>> START Exercise input
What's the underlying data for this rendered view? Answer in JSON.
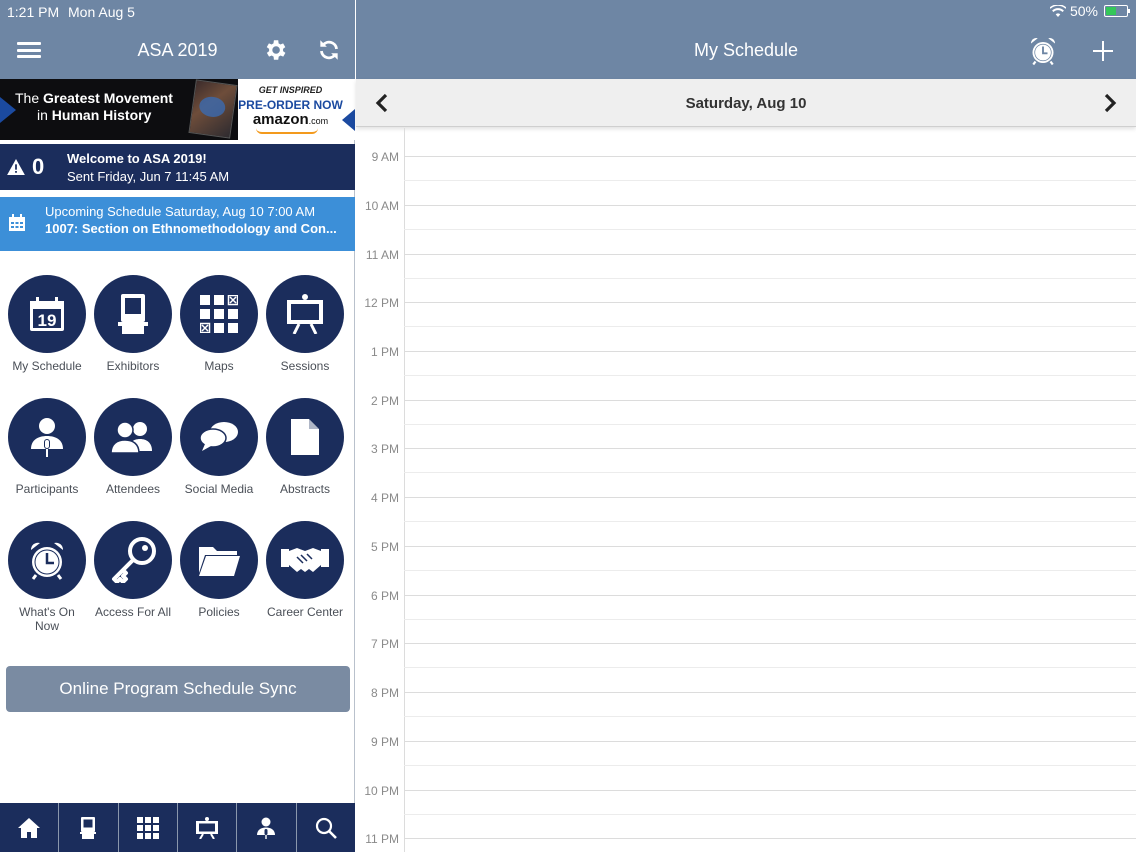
{
  "status": {
    "time": "1:21 PM",
    "date": "Mon Aug 5",
    "battery": "50%"
  },
  "left_header": {
    "title": "ASA 2019"
  },
  "ad": {
    "line1_a": "The ",
    "line1_b": "Greatest Movement",
    "line2_a": "in ",
    "line2_b": "Human History",
    "get_inspired": "GET INSPIRED",
    "preorder": "PRE-ORDER NOW",
    "amazon": "amazon",
    "amazon_suffix": ".com"
  },
  "alert": {
    "count": "0",
    "title": "Welcome to ASA 2019!",
    "sub": "Sent Friday, Jun 7 11:45 AM"
  },
  "upcoming": {
    "line1": "Upcoming Schedule Saturday, Aug 10 7:00 AM",
    "line2": "1007: Section on Ethnomethodology and Con..."
  },
  "tiles": [
    {
      "label": "My Schedule",
      "icon": "calendar-icon",
      "day": "19"
    },
    {
      "label": "Exhibitors",
      "icon": "booth-icon"
    },
    {
      "label": "Maps",
      "icon": "map-grid-icon"
    },
    {
      "label": "Sessions",
      "icon": "easel-icon"
    },
    {
      "label": "Participants",
      "icon": "speaker-icon"
    },
    {
      "label": "Attendees",
      "icon": "people-icon"
    },
    {
      "label": "Social Media",
      "icon": "chat-bubbles-icon"
    },
    {
      "label": "Abstracts",
      "icon": "document-icon"
    },
    {
      "label": "What's On Now",
      "icon": "alarm-clock-icon"
    },
    {
      "label": "Access For All",
      "icon": "key-icon"
    },
    {
      "label": "Policies",
      "icon": "folder-icon"
    },
    {
      "label": "Career Center",
      "icon": "handshake-icon"
    }
  ],
  "sync_label": "Online Program Schedule Sync",
  "tabbar": [
    "home-icon",
    "booth-icon",
    "map-grid-icon",
    "easel-icon",
    "speaker-icon",
    "search-icon"
  ],
  "right_header": {
    "title": "My Schedule"
  },
  "datebar": {
    "date": "Saturday, Aug 10"
  },
  "hours": [
    "9 AM",
    "10 AM",
    "11 AM",
    "12 PM",
    "1 PM",
    "2 PM",
    "3 PM",
    "4 PM",
    "5 PM",
    "6 PM",
    "7 PM",
    "8 PM",
    "9 PM",
    "10 PM",
    "11 PM"
  ],
  "colors": {
    "header": "#6e86a4",
    "navy": "#1b2d5c",
    "upcoming": "#3c8fd8",
    "sync": "#7a8ba2"
  }
}
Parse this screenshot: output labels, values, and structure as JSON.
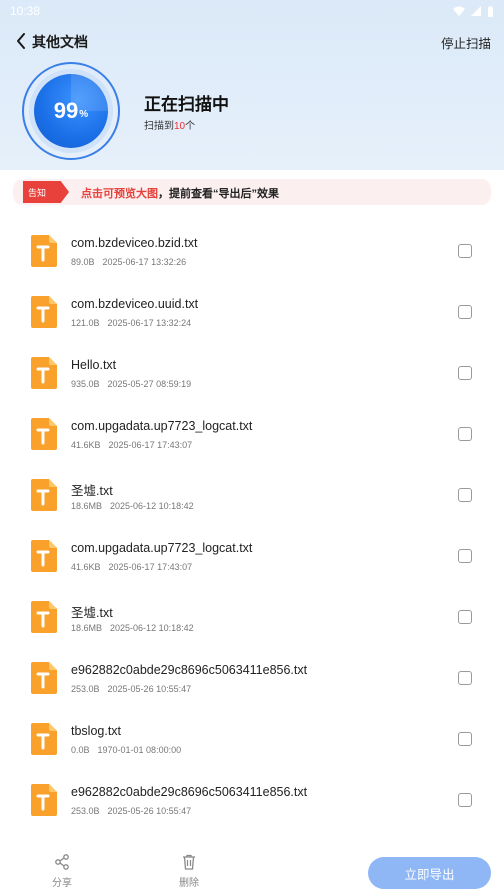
>> END Exercise input
• Task statement
Your task is to repeat the data above exactly while excluding the pictures.

• Written response
What's the underlying data for this rendered view? Answer in JSON.
{
  "status": {
    "time": "1:21 PM",
    "date": "Mon Aug 5",
    "battery": "50%"
  },
  "left_header": {
    "title": "ASA 2019"
  },
  "ad": {
    "line1_a": "The ",
    "line1_b": "Greatest Movement",
    "line2_a": "in ",
    "line2_b": "Human History",
    "get_inspired": "GET INSPIRED",
    "preorder": "PRE-ORDER NOW",
    "amazon": "amazon",
    "amazon_suffix": ".com"
  },
  "alert": {
    "count": "0",
    "title": "Welcome to ASA 2019!",
    "sub": "Sent Friday, Jun 7 11:45 AM"
  },
  "upcoming": {
    "line1": "Upcoming Schedule Saturday, Aug 10 7:00 AM",
    "line2": "1007: Section on Ethnomethodology and Con..."
  },
  "tiles": [
    {
      "label": "My Schedule",
      "icon": "calendar-icon",
      "day": "19"
    },
    {
      "label": "Exhibitors",
      "icon": "booth-icon"
    },
    {
      "label": "Maps",
      "icon": "map-grid-icon"
    },
    {
      "label": "Sessions",
      "icon": "easel-icon"
    },
    {
      "label": "Participants",
      "icon": "speaker-icon"
    },
    {
      "label": "Attendees",
      "icon": "people-icon"
    },
    {
      "label": "Social Media",
      "icon": "chat-bubbles-icon"
    },
    {
      "label": "Abstracts",
      "icon": "document-icon"
    },
    {
      "label": "What's On Now",
      "icon": "alarm-clock-icon"
    },
    {
      "label": "Access For All",
      "icon": "key-icon"
    },
    {
      "label": "Policies",
      "icon": "folder-icon"
    },
    {
      "label": "Career Center",
      "icon": "handshake-icon"
    }
  ],
  "sync_label": "Online Program Schedule Sync",
  "tabbar": [
    "home-icon",
    "booth-icon",
    "map-grid-icon",
    "easel-icon",
    "speaker-icon",
    "search-icon"
  ],
  "right_header": {
    "title": "My Schedule"
  },
  "datebar": {
    "date": "Saturday, Aug 10"
  },
  "hours": [
    "9 AM",
    "10 AM",
    "11 AM",
    "12 PM",
    "1 PM",
    "2 PM",
    "3 PM",
    "4 PM",
    "5 PM",
    "6 PM",
    "7 PM",
    "8 PM",
    "9 PM",
    "10 PM",
    "11 PM"
  ],
  "colors": {
    "header": "#6e86a4",
    "navy": "#1b2d5c",
    "upcoming": "#3c8fd8",
    "sync": "#7a8ba2"
  }
}
Parse this screenshot: output labels, values, and structure as JSON.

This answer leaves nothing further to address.